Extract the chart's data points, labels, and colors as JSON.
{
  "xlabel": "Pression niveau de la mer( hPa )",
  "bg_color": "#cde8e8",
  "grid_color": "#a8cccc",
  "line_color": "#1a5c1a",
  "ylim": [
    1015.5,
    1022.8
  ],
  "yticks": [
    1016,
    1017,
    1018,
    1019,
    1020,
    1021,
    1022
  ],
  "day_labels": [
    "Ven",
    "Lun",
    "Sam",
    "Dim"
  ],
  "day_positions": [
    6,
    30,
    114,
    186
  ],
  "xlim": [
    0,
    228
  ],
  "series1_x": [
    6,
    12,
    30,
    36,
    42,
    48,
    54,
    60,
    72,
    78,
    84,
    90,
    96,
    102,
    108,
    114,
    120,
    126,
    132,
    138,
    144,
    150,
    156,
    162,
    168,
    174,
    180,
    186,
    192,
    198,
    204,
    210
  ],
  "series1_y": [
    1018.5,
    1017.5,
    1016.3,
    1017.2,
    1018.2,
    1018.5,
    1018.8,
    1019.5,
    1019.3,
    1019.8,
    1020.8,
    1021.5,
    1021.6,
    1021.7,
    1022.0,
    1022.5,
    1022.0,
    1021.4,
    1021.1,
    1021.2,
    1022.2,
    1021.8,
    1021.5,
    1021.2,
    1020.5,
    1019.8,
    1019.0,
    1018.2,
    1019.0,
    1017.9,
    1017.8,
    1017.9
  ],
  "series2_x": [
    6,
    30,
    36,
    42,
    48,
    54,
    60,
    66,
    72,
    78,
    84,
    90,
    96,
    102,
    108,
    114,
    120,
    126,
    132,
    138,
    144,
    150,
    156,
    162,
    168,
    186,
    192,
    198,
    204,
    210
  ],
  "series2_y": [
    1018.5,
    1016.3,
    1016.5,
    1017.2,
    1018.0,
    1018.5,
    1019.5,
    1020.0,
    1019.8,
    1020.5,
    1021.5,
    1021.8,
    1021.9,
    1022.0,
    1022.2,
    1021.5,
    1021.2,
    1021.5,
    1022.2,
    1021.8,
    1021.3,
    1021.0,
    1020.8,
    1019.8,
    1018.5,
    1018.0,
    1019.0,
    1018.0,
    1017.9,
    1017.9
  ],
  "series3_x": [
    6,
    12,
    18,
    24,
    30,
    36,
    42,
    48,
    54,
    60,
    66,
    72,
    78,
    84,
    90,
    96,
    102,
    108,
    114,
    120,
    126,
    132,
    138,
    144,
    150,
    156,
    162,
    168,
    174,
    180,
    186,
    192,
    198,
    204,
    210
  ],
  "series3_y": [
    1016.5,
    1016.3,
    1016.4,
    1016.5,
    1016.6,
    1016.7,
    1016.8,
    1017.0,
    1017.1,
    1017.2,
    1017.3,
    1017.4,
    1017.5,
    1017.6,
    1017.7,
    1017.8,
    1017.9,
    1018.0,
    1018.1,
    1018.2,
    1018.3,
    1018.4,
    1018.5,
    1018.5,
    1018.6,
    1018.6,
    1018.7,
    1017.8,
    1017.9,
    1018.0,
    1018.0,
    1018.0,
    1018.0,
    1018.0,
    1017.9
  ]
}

**EXERCISE REQUIREMENTS**
Exactly reproduce every record.

**TASK RESPONSE**
Extract the chart's data points, labels, and colors as JSON.
{
  "xlabel": "Pression niveau de la mer( hPa )",
  "bg_color": "#cde8e8",
  "grid_color": "#a8cccc",
  "line_color": "#1a5c1a",
  "ylim": [
    1015.5,
    1022.8
  ],
  "yticks": [
    1016,
    1017,
    1018,
    1019,
    1020,
    1021,
    1022
  ],
  "day_labels": [
    "Ven",
    "Lun",
    "Sam",
    "Dim"
  ],
  "day_positions": [
    6,
    30,
    114,
    186
  ],
  "xlim": [
    0,
    228
  ],
  "series1_x": [
    6,
    12,
    30,
    36,
    42,
    48,
    54,
    60,
    72,
    78,
    84,
    90,
    96,
    102,
    108,
    114,
    120,
    126,
    132,
    138,
    144,
    150,
    156,
    162,
    168,
    174,
    180,
    186,
    192,
    198,
    204,
    210
  ],
  "series1_y": [
    1018.5,
    1017.5,
    1016.3,
    1017.2,
    1018.2,
    1018.5,
    1018.8,
    1019.5,
    1019.3,
    1019.8,
    1020.8,
    1021.5,
    1021.6,
    1021.7,
    1022.0,
    1022.5,
    1022.0,
    1021.4,
    1021.1,
    1021.2,
    1022.2,
    1021.8,
    1021.5,
    1021.2,
    1020.5,
    1019.8,
    1019.0,
    1018.2,
    1019.0,
    1017.9,
    1017.8,
    1017.9
  ],
  "series2_x": [
    6,
    30,
    36,
    42,
    48,
    54,
    60,
    66,
    72,
    78,
    84,
    90,
    96,
    102,
    108,
    114,
    120,
    126,
    132,
    138,
    144,
    150,
    156,
    162,
    168,
    186,
    192,
    198,
    204,
    210
  ],
  "series2_y": [
    1018.5,
    1016.3,
    1016.5,
    1017.2,
    1018.0,
    1018.5,
    1019.5,
    1020.0,
    1019.8,
    1020.5,
    1021.5,
    1021.8,
    1021.9,
    1022.0,
    1022.2,
    1021.5,
    1021.2,
    1021.5,
    1022.2,
    1021.8,
    1021.3,
    1021.0,
    1020.8,
    1019.8,
    1018.5,
    1018.0,
    1019.0,
    1018.0,
    1017.9,
    1017.9
  ],
  "series3_x": [
    6,
    12,
    18,
    24,
    30,
    36,
    42,
    48,
    54,
    60,
    66,
    72,
    78,
    84,
    90,
    96,
    102,
    108,
    114,
    120,
    126,
    132,
    138,
    144,
    150,
    156,
    162,
    168,
    174,
    180,
    186,
    192,
    198,
    204,
    210
  ],
  "series3_y": [
    1016.5,
    1016.3,
    1016.4,
    1016.5,
    1016.6,
    1016.7,
    1016.8,
    1017.0,
    1017.1,
    1017.2,
    1017.3,
    1017.4,
    1017.5,
    1017.6,
    1017.7,
    1017.8,
    1017.9,
    1018.0,
    1018.1,
    1018.2,
    1018.3,
    1018.4,
    1018.5,
    1018.5,
    1018.6,
    1018.6,
    1018.7,
    1017.8,
    1017.9,
    1018.0,
    1018.0,
    1018.0,
    1018.0,
    1018.0,
    1017.9
  ]
}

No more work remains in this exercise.